* Directive *
Output all the material that follows, exactly as given.

>> Start Stored records

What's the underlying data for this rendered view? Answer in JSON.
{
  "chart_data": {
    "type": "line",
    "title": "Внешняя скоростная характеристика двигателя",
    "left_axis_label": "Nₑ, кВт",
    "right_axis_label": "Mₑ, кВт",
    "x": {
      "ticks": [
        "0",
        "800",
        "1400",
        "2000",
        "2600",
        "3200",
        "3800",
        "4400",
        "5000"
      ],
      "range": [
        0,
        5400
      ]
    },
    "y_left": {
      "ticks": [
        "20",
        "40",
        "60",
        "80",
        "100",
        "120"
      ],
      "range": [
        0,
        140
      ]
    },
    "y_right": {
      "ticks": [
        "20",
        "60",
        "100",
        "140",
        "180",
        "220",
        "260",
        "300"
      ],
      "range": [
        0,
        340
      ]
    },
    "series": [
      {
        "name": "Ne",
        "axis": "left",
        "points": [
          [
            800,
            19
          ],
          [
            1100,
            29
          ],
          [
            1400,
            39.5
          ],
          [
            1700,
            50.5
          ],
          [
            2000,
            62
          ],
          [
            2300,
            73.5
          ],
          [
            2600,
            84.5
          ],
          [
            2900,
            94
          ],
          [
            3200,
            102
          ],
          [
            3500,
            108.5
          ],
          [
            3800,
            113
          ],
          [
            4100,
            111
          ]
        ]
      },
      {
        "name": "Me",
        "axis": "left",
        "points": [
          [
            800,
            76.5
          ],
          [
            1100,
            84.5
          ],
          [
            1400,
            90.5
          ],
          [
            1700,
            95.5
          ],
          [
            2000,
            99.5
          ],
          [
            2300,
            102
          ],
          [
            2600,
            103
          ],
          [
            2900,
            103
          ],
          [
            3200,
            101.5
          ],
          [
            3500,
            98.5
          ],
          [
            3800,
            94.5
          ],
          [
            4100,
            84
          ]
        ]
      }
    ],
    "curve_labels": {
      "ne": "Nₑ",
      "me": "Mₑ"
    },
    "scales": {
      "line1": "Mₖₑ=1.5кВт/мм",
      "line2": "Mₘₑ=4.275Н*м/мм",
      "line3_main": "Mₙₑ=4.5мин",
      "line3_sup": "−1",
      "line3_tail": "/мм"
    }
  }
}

>> End Stored records

* Solution to this problem *
What's the underlying data for this rendered view? Answer in JSON.
{
  "chart_data": {
    "type": "line",
    "title": "Внешняя скоростная характеристика двигателя",
    "left_axis_label": "Nₑ, кВт",
    "right_axis_label": "Mₑ, кВт",
    "x": {
      "ticks": [
        "0",
        "800",
        "1400",
        "2000",
        "2600",
        "3200",
        "3800",
        "4400",
        "5000"
      ],
      "range": [
        0,
        5400
      ]
    },
    "y_left": {
      "ticks": [
        "20",
        "40",
        "60",
        "80",
        "100",
        "120"
      ],
      "range": [
        0,
        140
      ]
    },
    "y_right": {
      "ticks": [
        "20",
        "60",
        "100",
        "140",
        "180",
        "220",
        "260",
        "300"
      ],
      "range": [
        0,
        340
      ]
    },
    "series": [
      {
        "name": "Ne",
        "axis": "left",
        "points": [
          [
            800,
            19
          ],
          [
            1100,
            29
          ],
          [
            1400,
            39.5
          ],
          [
            1700,
            50.5
          ],
          [
            2000,
            62
          ],
          [
            2300,
            73.5
          ],
          [
            2600,
            84.5
          ],
          [
            2900,
            94
          ],
          [
            3200,
            102
          ],
          [
            3500,
            108.5
          ],
          [
            3800,
            113
          ],
          [
            4100,
            111
          ]
        ]
      },
      {
        "name": "Me",
        "axis": "left",
        "points": [
          [
            800,
            76.5
          ],
          [
            1100,
            84.5
          ],
          [
            1400,
            90.5
          ],
          [
            1700,
            95.5
          ],
          [
            2000,
            99.5
          ],
          [
            2300,
            102
          ],
          [
            2600,
            103
          ],
          [
            2900,
            103
          ],
          [
            3200,
            101.5
          ],
          [
            3500,
            98.5
          ],
          [
            3800,
            94.5
          ],
          [
            4100,
            84
          ]
        ]
      }
    ],
    "curve_labels": {
      "ne": "Nₑ",
      "me": "Mₑ"
    },
    "scales": {
      "line1": "Mₖₑ=1.5кВт/мм",
      "line2": "Mₘₑ=4.275Н*м/мм",
      "line3_main": "Mₙₑ=4.5мин",
      "line3_sup": "−1",
      "line3_tail": "/мм"
    }
  }
}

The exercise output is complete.